TASK TO CARRY OUT: Work through the data line by line, gathering every line that has the word "outdated".
===== SUPPLIED DATA
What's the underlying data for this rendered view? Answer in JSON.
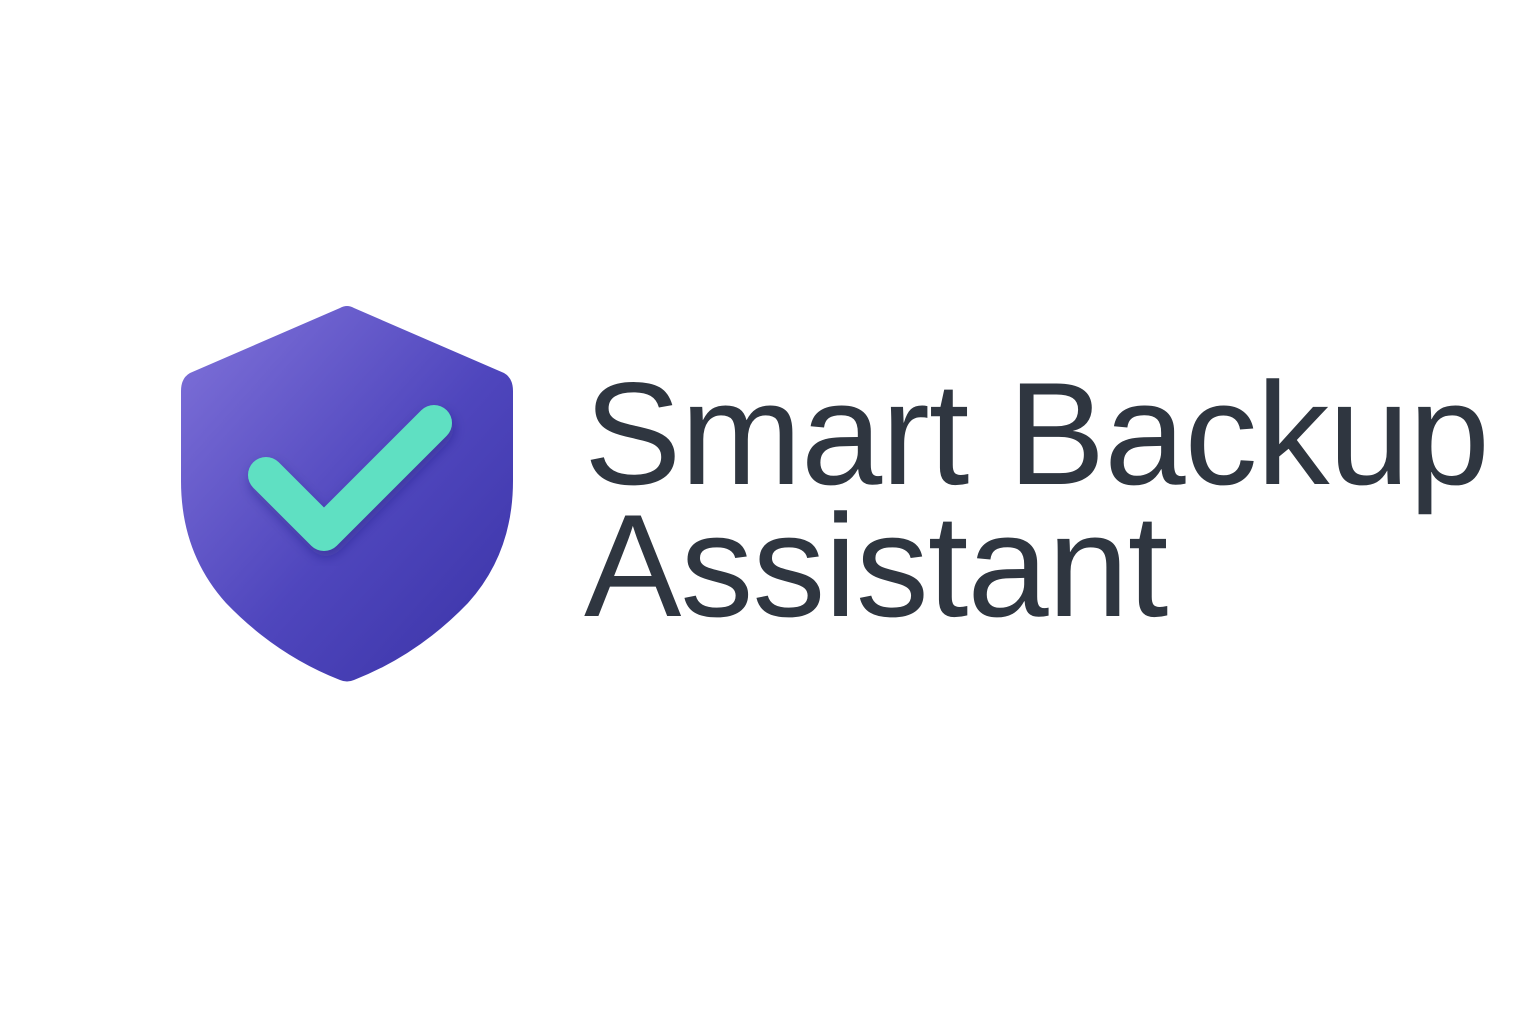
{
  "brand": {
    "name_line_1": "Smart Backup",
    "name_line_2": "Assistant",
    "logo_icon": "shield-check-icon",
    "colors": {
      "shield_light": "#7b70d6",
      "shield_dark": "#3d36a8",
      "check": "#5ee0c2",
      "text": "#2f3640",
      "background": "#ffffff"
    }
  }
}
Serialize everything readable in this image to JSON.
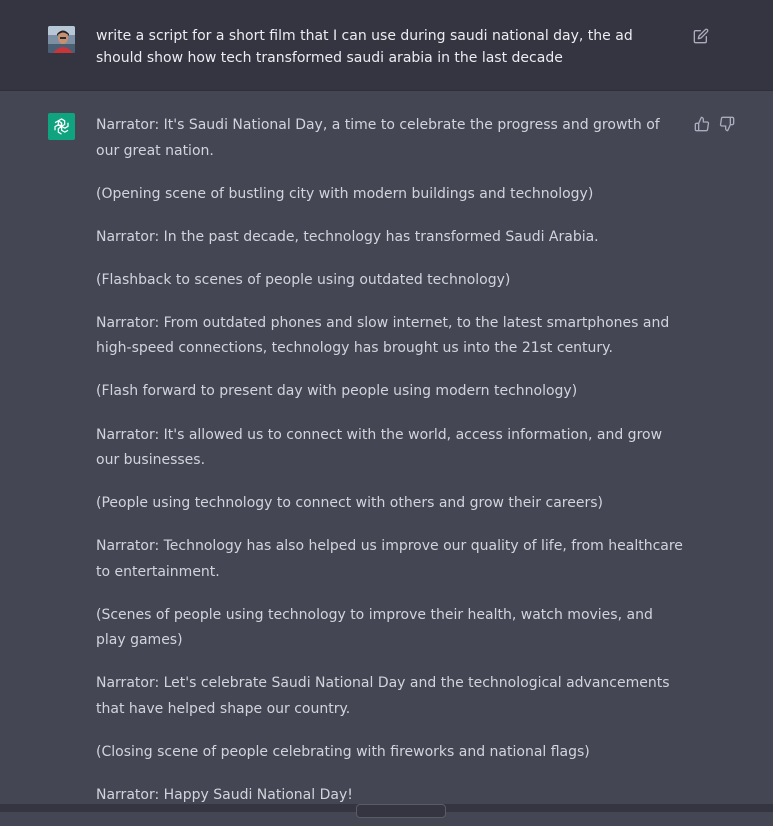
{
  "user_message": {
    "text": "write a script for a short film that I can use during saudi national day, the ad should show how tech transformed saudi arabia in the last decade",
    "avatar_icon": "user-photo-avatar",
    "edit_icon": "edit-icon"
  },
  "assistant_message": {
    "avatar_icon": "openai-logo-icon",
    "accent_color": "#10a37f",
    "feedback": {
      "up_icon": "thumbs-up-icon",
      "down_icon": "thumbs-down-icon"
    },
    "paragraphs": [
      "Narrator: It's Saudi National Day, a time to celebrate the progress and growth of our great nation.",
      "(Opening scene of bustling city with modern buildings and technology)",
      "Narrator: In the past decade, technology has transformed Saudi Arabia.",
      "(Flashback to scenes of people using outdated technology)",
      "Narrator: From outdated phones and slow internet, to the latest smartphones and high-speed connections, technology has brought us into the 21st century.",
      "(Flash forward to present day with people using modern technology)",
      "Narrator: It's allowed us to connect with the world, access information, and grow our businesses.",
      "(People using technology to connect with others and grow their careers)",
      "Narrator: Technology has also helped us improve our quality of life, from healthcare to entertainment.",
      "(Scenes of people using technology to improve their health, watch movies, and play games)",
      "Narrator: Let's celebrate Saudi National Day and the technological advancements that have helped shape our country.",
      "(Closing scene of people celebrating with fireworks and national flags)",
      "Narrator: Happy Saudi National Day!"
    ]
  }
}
==========
RESPONSE:
      "(Flashback to scenes of people using outdated technology)",
      "Narrator: From outdated phones and slow internet, to the latest smartphones and high-speed connections, technology has brought us into the 21st century.",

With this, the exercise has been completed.